• _Task description_:
Every record below should be printed exactly as given.
#### Data supplied
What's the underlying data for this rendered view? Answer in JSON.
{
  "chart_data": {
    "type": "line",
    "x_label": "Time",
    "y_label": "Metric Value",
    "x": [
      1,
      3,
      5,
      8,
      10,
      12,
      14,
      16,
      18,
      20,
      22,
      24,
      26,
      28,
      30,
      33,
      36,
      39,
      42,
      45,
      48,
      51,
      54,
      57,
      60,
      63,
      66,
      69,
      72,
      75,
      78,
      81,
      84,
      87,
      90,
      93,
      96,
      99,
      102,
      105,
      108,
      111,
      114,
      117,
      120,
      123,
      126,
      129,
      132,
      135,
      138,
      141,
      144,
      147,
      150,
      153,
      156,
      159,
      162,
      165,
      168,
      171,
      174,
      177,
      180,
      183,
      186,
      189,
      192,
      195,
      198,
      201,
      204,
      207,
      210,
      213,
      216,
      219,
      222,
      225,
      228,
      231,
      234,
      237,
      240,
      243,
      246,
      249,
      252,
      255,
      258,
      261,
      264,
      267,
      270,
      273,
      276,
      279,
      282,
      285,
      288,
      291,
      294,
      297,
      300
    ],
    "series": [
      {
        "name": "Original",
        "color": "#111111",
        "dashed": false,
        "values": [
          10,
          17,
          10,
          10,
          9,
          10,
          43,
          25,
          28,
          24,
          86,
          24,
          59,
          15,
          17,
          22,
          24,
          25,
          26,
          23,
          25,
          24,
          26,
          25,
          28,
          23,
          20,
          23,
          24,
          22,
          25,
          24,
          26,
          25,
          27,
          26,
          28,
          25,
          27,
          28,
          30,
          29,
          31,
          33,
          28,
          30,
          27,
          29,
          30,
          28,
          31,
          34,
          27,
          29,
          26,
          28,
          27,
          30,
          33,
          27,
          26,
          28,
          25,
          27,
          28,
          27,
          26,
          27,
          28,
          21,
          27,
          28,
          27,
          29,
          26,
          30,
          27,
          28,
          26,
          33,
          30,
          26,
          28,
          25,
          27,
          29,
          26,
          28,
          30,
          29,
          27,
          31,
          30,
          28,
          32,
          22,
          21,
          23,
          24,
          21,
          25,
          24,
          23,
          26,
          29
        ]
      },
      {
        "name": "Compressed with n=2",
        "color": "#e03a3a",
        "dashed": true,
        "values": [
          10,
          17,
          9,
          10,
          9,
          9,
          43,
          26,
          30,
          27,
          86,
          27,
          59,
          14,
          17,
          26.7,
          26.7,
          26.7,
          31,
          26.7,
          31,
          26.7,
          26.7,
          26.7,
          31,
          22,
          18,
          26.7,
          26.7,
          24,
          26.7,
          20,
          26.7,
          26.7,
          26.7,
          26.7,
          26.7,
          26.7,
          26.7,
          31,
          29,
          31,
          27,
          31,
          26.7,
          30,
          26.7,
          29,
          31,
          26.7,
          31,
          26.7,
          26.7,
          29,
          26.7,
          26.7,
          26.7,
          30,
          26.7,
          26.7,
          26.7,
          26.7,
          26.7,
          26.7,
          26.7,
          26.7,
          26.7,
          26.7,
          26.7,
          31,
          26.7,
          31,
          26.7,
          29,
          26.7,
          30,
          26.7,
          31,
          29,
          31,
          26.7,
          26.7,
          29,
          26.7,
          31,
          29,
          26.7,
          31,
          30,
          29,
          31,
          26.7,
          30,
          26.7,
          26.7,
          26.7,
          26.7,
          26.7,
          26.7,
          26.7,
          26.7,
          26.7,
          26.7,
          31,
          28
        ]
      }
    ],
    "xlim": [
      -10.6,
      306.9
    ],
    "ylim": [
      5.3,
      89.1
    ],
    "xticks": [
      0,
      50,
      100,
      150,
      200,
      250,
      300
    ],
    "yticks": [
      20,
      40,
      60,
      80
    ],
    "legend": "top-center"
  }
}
########
• _Result for this task_:
What's the underlying data for this rendered view? Answer in JSON.
{
  "chart_data": {
    "type": "line",
    "x_label": "Time",
    "y_label": "Metric Value",
    "x": [
      1,
      3,
      5,
      8,
      10,
      12,
      14,
      16,
      18,
      20,
      22,
      24,
      26,
      28,
      30,
      33,
      36,
      39,
      42,
      45,
      48,
      51,
      54,
      57,
      60,
      63,
      66,
      69,
      72,
      75,
      78,
      81,
      84,
      87,
      90,
      93,
      96,
      99,
      102,
      105,
      108,
      111,
      114,
      117,
      120,
      123,
      126,
      129,
      132,
      135,
      138,
      141,
      144,
      147,
      150,
      153,
      156,
      159,
      162,
      165,
      168,
      171,
      174,
      177,
      180,
      183,
      186,
      189,
      192,
      195,
      198,
      201,
      204,
      207,
      210,
      213,
      216,
      219,
      222,
      225,
      228,
      231,
      234,
      237,
      240,
      243,
      246,
      249,
      252,
      255,
      258,
      261,
      264,
      267,
      270,
      273,
      276,
      279,
      282,
      285,
      288,
      291,
      294,
      297,
      300
    ],
    "series": [
      {
        "name": "Original",
        "color": "#111111",
        "dashed": false,
        "values": [
          10,
          17,
          10,
          10,
          9,
          10,
          43,
          25,
          28,
          24,
          86,
          24,
          59,
          15,
          17,
          22,
          24,
          25,
          26,
          23,
          25,
          24,
          26,
          25,
          28,
          23,
          20,
          23,
          24,
          22,
          25,
          24,
          26,
          25,
          27,
          26,
          28,
          25,
          27,
          28,
          30,
          29,
          31,
          33,
          28,
          30,
          27,
          29,
          30,
          28,
          31,
          34,
          27,
          29,
          26,
          28,
          27,
          30,
          33,
          27,
          26,
          28,
          25,
          27,
          28,
          27,
          26,
          27,
          28,
          21,
          27,
          28,
          27,
          29,
          26,
          30,
          27,
          28,
          26,
          33,
          30,
          26,
          28,
          25,
          27,
          29,
          26,
          28,
          30,
          29,
          27,
          31,
          30,
          28,
          32,
          22,
          21,
          23,
          24,
          21,
          25,
          24,
          23,
          26,
          29
        ]
      },
      {
        "name": "Compressed with n=2",
        "color": "#e03a3a",
        "dashed": true,
        "values": [
          10,
          17,
          9,
          10,
          9,
          9,
          43,
          26,
          30,
          27,
          86,
          27,
          59,
          14,
          17,
          26.7,
          26.7,
          26.7,
          31,
          26.7,
          31,
          26.7,
          26.7,
          26.7,
          31,
          22,
          18,
          26.7,
          26.7,
          24,
          26.7,
          20,
          26.7,
          26.7,
          26.7,
          26.7,
          26.7,
          26.7,
          26.7,
          31,
          29,
          31,
          27,
          31,
          26.7,
          30,
          26.7,
          29,
          31,
          26.7,
          31,
          26.7,
          26.7,
          29,
          26.7,
          26.7,
          26.7,
          30,
          26.7,
          26.7,
          26.7,
          26.7,
          26.7,
          26.7,
          26.7,
          26.7,
          26.7,
          26.7,
          26.7,
          31,
          26.7,
          31,
          26.7,
          29,
          26.7,
          30,
          26.7,
          31,
          29,
          31,
          26.7,
          26.7,
          29,
          26.7,
          31,
          29,
          26.7,
          31,
          30,
          29,
          31,
          26.7,
          30,
          26.7,
          26.7,
          26.7,
          26.7,
          26.7,
          26.7,
          26.7,
          26.7,
          26.7,
          26.7,
          31,
          28
        ]
      }
    ],
    "xlim": [
      -10.6,
      306.9
    ],
    "ylim": [
      5.3,
      89.1
    ],
    "xticks": [
      0,
      50,
      100,
      150,
      200,
      250,
      300
    ],
    "yticks": [
      20,
      40,
      60,
      80
    ],
    "legend": "top-center"
  }
}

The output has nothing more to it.